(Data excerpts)
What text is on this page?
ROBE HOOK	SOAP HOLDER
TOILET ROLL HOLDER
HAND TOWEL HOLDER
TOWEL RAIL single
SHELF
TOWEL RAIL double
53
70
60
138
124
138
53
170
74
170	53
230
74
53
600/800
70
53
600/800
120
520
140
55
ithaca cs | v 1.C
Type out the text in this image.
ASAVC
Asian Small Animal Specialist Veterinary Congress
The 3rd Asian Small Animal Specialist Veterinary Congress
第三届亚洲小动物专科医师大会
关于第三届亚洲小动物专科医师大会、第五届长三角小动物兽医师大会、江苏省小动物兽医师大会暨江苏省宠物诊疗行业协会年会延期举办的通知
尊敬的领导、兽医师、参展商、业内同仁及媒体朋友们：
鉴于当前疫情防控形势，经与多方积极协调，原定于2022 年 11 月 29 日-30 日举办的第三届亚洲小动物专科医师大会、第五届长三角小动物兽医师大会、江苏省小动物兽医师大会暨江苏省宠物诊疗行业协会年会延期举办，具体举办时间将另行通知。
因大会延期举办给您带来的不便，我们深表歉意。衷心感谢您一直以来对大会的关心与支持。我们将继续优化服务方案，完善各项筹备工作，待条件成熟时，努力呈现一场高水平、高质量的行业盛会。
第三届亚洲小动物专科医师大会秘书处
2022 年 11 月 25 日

_What the task asks_
Return every line above that contains the word "Animal".

_Written solution_
Asian Small Animal Specialist Veterinary Congress
The 3rd Asian Small Animal Specialist Veterinary Congress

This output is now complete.